-- start of Raw data --

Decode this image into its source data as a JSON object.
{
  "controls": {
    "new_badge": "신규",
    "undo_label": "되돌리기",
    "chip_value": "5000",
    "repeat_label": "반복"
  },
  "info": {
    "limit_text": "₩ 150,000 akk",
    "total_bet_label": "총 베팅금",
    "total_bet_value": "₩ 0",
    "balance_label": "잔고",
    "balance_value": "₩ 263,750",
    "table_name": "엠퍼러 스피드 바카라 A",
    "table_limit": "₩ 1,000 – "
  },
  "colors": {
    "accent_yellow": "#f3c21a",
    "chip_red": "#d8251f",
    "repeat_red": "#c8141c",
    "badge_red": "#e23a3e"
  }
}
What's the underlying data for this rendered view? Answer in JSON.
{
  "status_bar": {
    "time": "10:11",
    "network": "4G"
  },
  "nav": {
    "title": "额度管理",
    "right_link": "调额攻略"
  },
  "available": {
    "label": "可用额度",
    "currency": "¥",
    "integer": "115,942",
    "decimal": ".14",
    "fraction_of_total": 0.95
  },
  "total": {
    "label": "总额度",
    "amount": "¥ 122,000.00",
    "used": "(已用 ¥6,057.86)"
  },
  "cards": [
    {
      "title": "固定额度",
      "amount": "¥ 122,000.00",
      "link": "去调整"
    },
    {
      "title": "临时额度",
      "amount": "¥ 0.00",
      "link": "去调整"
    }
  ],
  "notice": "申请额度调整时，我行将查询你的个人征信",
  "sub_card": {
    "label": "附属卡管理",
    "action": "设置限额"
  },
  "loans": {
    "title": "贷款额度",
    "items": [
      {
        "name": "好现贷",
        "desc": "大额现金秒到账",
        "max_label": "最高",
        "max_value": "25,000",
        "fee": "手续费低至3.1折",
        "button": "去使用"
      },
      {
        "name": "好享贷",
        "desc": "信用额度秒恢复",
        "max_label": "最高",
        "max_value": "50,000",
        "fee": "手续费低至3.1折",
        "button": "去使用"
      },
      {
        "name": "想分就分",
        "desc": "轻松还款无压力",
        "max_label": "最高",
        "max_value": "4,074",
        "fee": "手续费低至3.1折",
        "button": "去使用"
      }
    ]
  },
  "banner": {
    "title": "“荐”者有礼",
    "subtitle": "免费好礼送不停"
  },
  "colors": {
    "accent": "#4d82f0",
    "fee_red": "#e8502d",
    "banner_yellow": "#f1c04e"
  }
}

-- end of Raw data --
-- start of Raw data --

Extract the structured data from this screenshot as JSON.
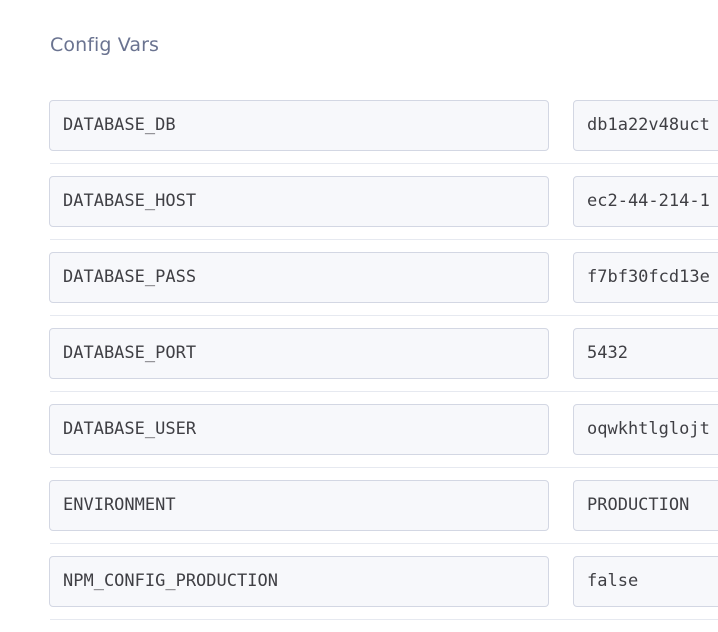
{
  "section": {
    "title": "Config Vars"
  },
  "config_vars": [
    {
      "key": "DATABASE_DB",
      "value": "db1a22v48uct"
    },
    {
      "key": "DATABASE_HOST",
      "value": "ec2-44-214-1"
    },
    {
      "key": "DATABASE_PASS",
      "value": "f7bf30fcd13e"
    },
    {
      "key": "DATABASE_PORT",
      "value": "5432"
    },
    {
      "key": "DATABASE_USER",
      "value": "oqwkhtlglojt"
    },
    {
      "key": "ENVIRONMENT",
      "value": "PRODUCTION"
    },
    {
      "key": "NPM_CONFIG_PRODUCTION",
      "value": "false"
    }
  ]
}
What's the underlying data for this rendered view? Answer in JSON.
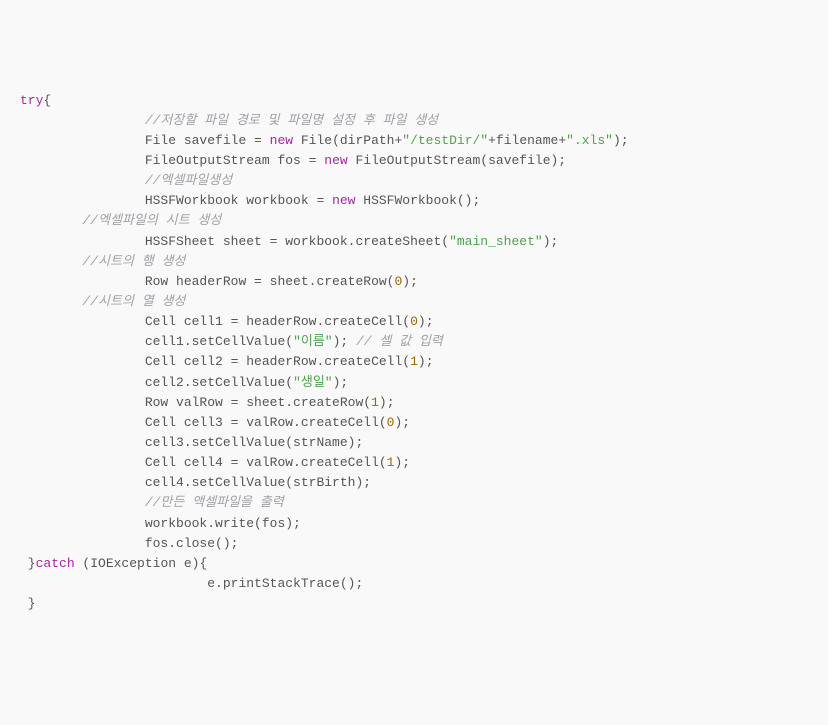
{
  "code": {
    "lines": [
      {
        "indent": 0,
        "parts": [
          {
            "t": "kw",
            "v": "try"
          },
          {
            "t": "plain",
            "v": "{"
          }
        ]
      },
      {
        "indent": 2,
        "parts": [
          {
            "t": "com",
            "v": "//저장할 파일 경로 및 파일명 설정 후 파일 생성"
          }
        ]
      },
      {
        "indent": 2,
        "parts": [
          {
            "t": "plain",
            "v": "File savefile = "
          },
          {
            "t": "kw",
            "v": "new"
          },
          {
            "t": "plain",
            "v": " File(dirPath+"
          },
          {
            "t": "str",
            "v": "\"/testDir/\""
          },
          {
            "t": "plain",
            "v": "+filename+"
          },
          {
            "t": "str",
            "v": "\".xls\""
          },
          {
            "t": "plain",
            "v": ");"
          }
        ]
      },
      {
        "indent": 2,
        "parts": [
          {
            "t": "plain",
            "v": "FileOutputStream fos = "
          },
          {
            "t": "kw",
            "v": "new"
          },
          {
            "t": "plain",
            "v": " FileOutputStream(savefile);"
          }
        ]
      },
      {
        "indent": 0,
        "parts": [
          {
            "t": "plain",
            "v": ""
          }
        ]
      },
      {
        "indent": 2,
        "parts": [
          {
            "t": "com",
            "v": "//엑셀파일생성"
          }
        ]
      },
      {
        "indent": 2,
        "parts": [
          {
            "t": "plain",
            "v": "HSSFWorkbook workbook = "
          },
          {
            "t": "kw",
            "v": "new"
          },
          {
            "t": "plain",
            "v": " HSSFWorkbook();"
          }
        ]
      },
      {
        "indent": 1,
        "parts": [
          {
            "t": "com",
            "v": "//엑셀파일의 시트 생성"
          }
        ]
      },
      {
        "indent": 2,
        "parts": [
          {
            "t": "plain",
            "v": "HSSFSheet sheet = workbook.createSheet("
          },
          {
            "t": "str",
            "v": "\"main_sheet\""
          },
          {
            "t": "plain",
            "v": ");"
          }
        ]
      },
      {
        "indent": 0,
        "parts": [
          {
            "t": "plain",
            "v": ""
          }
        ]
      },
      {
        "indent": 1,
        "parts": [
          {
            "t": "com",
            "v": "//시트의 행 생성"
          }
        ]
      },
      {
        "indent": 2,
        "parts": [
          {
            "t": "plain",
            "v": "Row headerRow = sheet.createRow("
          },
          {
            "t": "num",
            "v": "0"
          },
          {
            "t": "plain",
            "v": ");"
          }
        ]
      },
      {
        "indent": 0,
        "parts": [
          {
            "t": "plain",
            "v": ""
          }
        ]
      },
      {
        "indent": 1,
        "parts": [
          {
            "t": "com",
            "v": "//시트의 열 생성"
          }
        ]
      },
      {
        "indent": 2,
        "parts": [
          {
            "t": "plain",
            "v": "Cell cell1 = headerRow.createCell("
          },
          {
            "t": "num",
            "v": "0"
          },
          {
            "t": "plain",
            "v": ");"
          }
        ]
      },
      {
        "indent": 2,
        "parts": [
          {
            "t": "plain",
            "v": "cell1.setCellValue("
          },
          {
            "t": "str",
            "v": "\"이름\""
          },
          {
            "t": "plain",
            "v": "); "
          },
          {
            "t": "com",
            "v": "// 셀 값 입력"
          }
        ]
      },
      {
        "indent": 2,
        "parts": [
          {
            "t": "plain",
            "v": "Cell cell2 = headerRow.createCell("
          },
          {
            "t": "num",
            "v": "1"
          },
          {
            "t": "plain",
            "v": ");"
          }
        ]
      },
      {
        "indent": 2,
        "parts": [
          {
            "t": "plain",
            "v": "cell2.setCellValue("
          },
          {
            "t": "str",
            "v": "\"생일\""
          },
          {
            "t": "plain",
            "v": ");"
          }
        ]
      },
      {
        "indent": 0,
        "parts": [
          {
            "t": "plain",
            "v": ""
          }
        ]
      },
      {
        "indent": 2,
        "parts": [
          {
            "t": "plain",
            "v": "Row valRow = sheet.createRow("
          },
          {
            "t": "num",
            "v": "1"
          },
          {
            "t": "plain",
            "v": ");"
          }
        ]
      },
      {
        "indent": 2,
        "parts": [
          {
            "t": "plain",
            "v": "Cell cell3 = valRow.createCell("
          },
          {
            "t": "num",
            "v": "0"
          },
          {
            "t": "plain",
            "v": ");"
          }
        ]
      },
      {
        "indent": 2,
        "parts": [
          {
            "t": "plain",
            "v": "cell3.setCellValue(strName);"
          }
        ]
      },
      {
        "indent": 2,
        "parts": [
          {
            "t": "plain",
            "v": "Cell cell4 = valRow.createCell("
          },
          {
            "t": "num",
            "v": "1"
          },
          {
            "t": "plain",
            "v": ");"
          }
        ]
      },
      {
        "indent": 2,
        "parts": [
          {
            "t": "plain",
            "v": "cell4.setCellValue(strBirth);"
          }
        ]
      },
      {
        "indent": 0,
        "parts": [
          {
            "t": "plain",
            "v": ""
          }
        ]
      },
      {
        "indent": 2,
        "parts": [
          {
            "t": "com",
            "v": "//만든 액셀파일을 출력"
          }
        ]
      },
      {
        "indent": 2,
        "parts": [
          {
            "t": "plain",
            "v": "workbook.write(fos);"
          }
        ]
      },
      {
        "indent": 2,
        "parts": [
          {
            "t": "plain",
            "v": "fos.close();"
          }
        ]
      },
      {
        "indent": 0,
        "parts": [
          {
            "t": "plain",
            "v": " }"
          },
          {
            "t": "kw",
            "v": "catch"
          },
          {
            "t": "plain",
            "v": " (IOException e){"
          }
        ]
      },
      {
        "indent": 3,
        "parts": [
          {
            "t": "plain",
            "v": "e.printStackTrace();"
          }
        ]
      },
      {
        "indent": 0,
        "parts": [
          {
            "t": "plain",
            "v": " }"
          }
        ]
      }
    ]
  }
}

-- end of Raw data --

▶ **Work to complete**
Check every line of the data above for the string "this", and copy those that have it.

▶ **In response**
Decode this image into its source data as a JSON object.
What's the underlying data for this rendered view? Answer in JSON.
Extract the structured data from this screenshot as JSON.
What's the underlying data for this rendered view? Answer in JSON.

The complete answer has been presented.